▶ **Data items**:
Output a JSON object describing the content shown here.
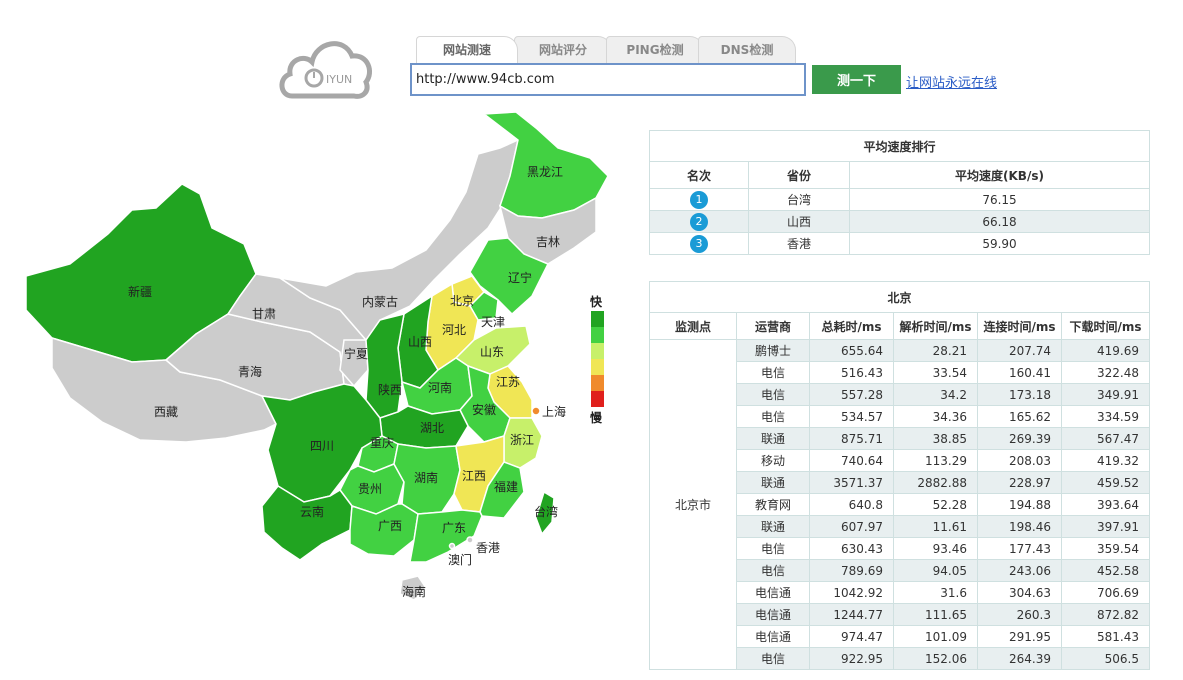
{
  "logo": {
    "text": "IYUN"
  },
  "tabs": [
    {
      "label": "网站测速",
      "active": true
    },
    {
      "label": "网站评分",
      "active": false
    },
    {
      "label": "PING检测",
      "active": false
    },
    {
      "label": "DNS检测",
      "active": false
    }
  ],
  "url_input": {
    "value": "http://www.94cb.com"
  },
  "test_button": "测一下",
  "promo_link": "让网站永远在线",
  "legend": {
    "fast": "快",
    "slow": "慢"
  },
  "colors": {
    "fastest": "#21a421",
    "fast": "#42d142",
    "medium": "#c7f06a",
    "slowish": "#f0e655",
    "slow": "#f08a2c",
    "slowest": "#e0201c",
    "nodata": "#cccccc",
    "accent": "#3a9a4b",
    "badge": "#1a9bd6"
  },
  "map": {
    "provinces": [
      {
        "name": "新疆",
        "level": "fastest"
      },
      {
        "name": "西藏",
        "level": "nodata"
      },
      {
        "name": "青海",
        "level": "nodata"
      },
      {
        "name": "甘肃",
        "level": "nodata"
      },
      {
        "name": "内蒙古",
        "level": "nodata"
      },
      {
        "name": "宁夏",
        "level": "nodata"
      },
      {
        "name": "黑龙江",
        "level": "fast"
      },
      {
        "name": "吉林",
        "level": "nodata"
      },
      {
        "name": "辽宁",
        "level": "fast"
      },
      {
        "name": "北京",
        "level": "slowish"
      },
      {
        "name": "天津",
        "level": "fast"
      },
      {
        "name": "河北",
        "level": "slowish"
      },
      {
        "name": "山西",
        "level": "fastest"
      },
      {
        "name": "山东",
        "level": "medium"
      },
      {
        "name": "陕西",
        "level": "fastest"
      },
      {
        "name": "河南",
        "level": "fast"
      },
      {
        "name": "江苏",
        "level": "slowish"
      },
      {
        "name": "上海",
        "level": "slow"
      },
      {
        "name": "安徽",
        "level": "fast"
      },
      {
        "name": "浙江",
        "level": "medium"
      },
      {
        "name": "湖北",
        "level": "fastest"
      },
      {
        "name": "四川",
        "level": "fastest"
      },
      {
        "name": "重庆",
        "level": "fast"
      },
      {
        "name": "贵州",
        "level": "fast"
      },
      {
        "name": "湖南",
        "level": "fast"
      },
      {
        "name": "江西",
        "level": "slowish"
      },
      {
        "name": "福建",
        "level": "fast"
      },
      {
        "name": "台湾",
        "level": "fastest"
      },
      {
        "name": "云南",
        "level": "fastest"
      },
      {
        "name": "广西",
        "level": "fast"
      },
      {
        "name": "广东",
        "level": "fast"
      },
      {
        "name": "香港",
        "level": "nodata"
      },
      {
        "name": "澳门",
        "level": "nodata"
      },
      {
        "name": "海南",
        "level": "nodata"
      }
    ]
  },
  "ranking": {
    "title": "平均速度排行",
    "columns": [
      "名次",
      "省份",
      "平均速度(KB/s)"
    ],
    "rows": [
      {
        "rank": "1",
        "province": "台湾",
        "speed": "76.15"
      },
      {
        "rank": "2",
        "province": "山西",
        "speed": "66.18"
      },
      {
        "rank": "3",
        "province": "香港",
        "speed": "59.90"
      }
    ]
  },
  "detail": {
    "title": "北京",
    "columns": [
      "监测点",
      "运营商",
      "总耗时/ms",
      "解析时间/ms",
      "连接时间/ms",
      "下载时间/ms"
    ],
    "location": "北京市",
    "rows": [
      {
        "isp": "鹏博士",
        "total": "655.64",
        "dns": "28.21",
        "connect": "207.74",
        "download": "419.69"
      },
      {
        "isp": "电信",
        "total": "516.43",
        "dns": "33.54",
        "connect": "160.41",
        "download": "322.48"
      },
      {
        "isp": "电信",
        "total": "557.28",
        "dns": "34.2",
        "connect": "173.18",
        "download": "349.91"
      },
      {
        "isp": "电信",
        "total": "534.57",
        "dns": "34.36",
        "connect": "165.62",
        "download": "334.59"
      },
      {
        "isp": "联通",
        "total": "875.71",
        "dns": "38.85",
        "connect": "269.39",
        "download": "567.47"
      },
      {
        "isp": "移动",
        "total": "740.64",
        "dns": "113.29",
        "connect": "208.03",
        "download": "419.32"
      },
      {
        "isp": "联通",
        "total": "3571.37",
        "dns": "2882.88",
        "connect": "228.97",
        "download": "459.52"
      },
      {
        "isp": "教育网",
        "total": "640.8",
        "dns": "52.28",
        "connect": "194.88",
        "download": "393.64"
      },
      {
        "isp": "联通",
        "total": "607.97",
        "dns": "11.61",
        "connect": "198.46",
        "download": "397.91"
      },
      {
        "isp": "电信",
        "total": "630.43",
        "dns": "93.46",
        "connect": "177.43",
        "download": "359.54"
      },
      {
        "isp": "电信",
        "total": "789.69",
        "dns": "94.05",
        "connect": "243.06",
        "download": "452.58"
      },
      {
        "isp": "电信通",
        "total": "1042.92",
        "dns": "31.6",
        "connect": "304.63",
        "download": "706.69"
      },
      {
        "isp": "电信通",
        "total": "1244.77",
        "dns": "111.65",
        "connect": "260.3",
        "download": "872.82"
      },
      {
        "isp": "电信通",
        "total": "974.47",
        "dns": "101.09",
        "connect": "291.95",
        "download": "581.43"
      },
      {
        "isp": "电信",
        "total": "922.95",
        "dns": "152.06",
        "connect": "264.39",
        "download": "506.5"
      }
    ]
  }
}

▶ **Work to be completed**:
Copy every entry exactly as written. Pictures are excluded.

▶ **The reply**:
Output a JSON object describing the content shown here.
{
  "logo": {
    "text": "IYUN"
  },
  "tabs": [
    {
      "label": "网站测速",
      "active": true
    },
    {
      "label": "网站评分",
      "active": false
    },
    {
      "label": "PING检测",
      "active": false
    },
    {
      "label": "DNS检测",
      "active": false
    }
  ],
  "url_input": {
    "value": "http://www.94cb.com"
  },
  "test_button": "测一下",
  "promo_link": "让网站永远在线",
  "legend": {
    "fast": "快",
    "slow": "慢"
  },
  "colors": {
    "fastest": "#21a421",
    "fast": "#42d142",
    "medium": "#c7f06a",
    "slowish": "#f0e655",
    "slow": "#f08a2c",
    "slowest": "#e0201c",
    "nodata": "#cccccc",
    "accent": "#3a9a4b",
    "badge": "#1a9bd6"
  },
  "map": {
    "provinces": [
      {
        "name": "新疆",
        "level": "fastest"
      },
      {
        "name": "西藏",
        "level": "nodata"
      },
      {
        "name": "青海",
        "level": "nodata"
      },
      {
        "name": "甘肃",
        "level": "nodata"
      },
      {
        "name": "内蒙古",
        "level": "nodata"
      },
      {
        "name": "宁夏",
        "level": "nodata"
      },
      {
        "name": "黑龙江",
        "level": "fast"
      },
      {
        "name": "吉林",
        "level": "nodata"
      },
      {
        "name": "辽宁",
        "level": "fast"
      },
      {
        "name": "北京",
        "level": "slowish"
      },
      {
        "name": "天津",
        "level": "fast"
      },
      {
        "name": "河北",
        "level": "slowish"
      },
      {
        "name": "山西",
        "level": "fastest"
      },
      {
        "name": "山东",
        "level": "medium"
      },
      {
        "name": "陕西",
        "level": "fastest"
      },
      {
        "name": "河南",
        "level": "fast"
      },
      {
        "name": "江苏",
        "level": "slowish"
      },
      {
        "name": "上海",
        "level": "slow"
      },
      {
        "name": "安徽",
        "level": "fast"
      },
      {
        "name": "浙江",
        "level": "medium"
      },
      {
        "name": "湖北",
        "level": "fastest"
      },
      {
        "name": "四川",
        "level": "fastest"
      },
      {
        "name": "重庆",
        "level": "fast"
      },
      {
        "name": "贵州",
        "level": "fast"
      },
      {
        "name": "湖南",
        "level": "fast"
      },
      {
        "name": "江西",
        "level": "slowish"
      },
      {
        "name": "福建",
        "level": "fast"
      },
      {
        "name": "台湾",
        "level": "fastest"
      },
      {
        "name": "云南",
        "level": "fastest"
      },
      {
        "name": "广西",
        "level": "fast"
      },
      {
        "name": "广东",
        "level": "fast"
      },
      {
        "name": "香港",
        "level": "nodata"
      },
      {
        "name": "澳门",
        "level": "nodata"
      },
      {
        "name": "海南",
        "level": "nodata"
      }
    ]
  },
  "ranking": {
    "title": "平均速度排行",
    "columns": [
      "名次",
      "省份",
      "平均速度(KB/s)"
    ],
    "rows": [
      {
        "rank": "1",
        "province": "台湾",
        "speed": "76.15"
      },
      {
        "rank": "2",
        "province": "山西",
        "speed": "66.18"
      },
      {
        "rank": "3",
        "province": "香港",
        "speed": "59.90"
      }
    ]
  },
  "detail": {
    "title": "北京",
    "columns": [
      "监测点",
      "运营商",
      "总耗时/ms",
      "解析时间/ms",
      "连接时间/ms",
      "下载时间/ms"
    ],
    "location": "北京市",
    "rows": [
      {
        "isp": "鹏博士",
        "total": "655.64",
        "dns": "28.21",
        "connect": "207.74",
        "download": "419.69"
      },
      {
        "isp": "电信",
        "total": "516.43",
        "dns": "33.54",
        "connect": "160.41",
        "download": "322.48"
      },
      {
        "isp": "电信",
        "total": "557.28",
        "dns": "34.2",
        "connect": "173.18",
        "download": "349.91"
      },
      {
        "isp": "电信",
        "total": "534.57",
        "dns": "34.36",
        "connect": "165.62",
        "download": "334.59"
      },
      {
        "isp": "联通",
        "total": "875.71",
        "dns": "38.85",
        "connect": "269.39",
        "download": "567.47"
      },
      {
        "isp": "移动",
        "total": "740.64",
        "dns": "113.29",
        "connect": "208.03",
        "download": "419.32"
      },
      {
        "isp": "联通",
        "total": "3571.37",
        "dns": "2882.88",
        "connect": "228.97",
        "download": "459.52"
      },
      {
        "isp": "教育网",
        "total": "640.8",
        "dns": "52.28",
        "connect": "194.88",
        "download": "393.64"
      },
      {
        "isp": "联通",
        "total": "607.97",
        "dns": "11.61",
        "connect": "198.46",
        "download": "397.91"
      },
      {
        "isp": "电信",
        "total": "630.43",
        "dns": "93.46",
        "connect": "177.43",
        "download": "359.54"
      },
      {
        "isp": "电信",
        "total": "789.69",
        "dns": "94.05",
        "connect": "243.06",
        "download": "452.58"
      },
      {
        "isp": "电信通",
        "total": "1042.92",
        "dns": "31.6",
        "connect": "304.63",
        "download": "706.69"
      },
      {
        "isp": "电信通",
        "total": "1244.77",
        "dns": "111.65",
        "connect": "260.3",
        "download": "872.82"
      },
      {
        "isp": "电信通",
        "total": "974.47",
        "dns": "101.09",
        "connect": "291.95",
        "download": "581.43"
      },
      {
        "isp": "电信",
        "total": "922.95",
        "dns": "152.06",
        "connect": "264.39",
        "download": "506.5"
      }
    ]
  }
}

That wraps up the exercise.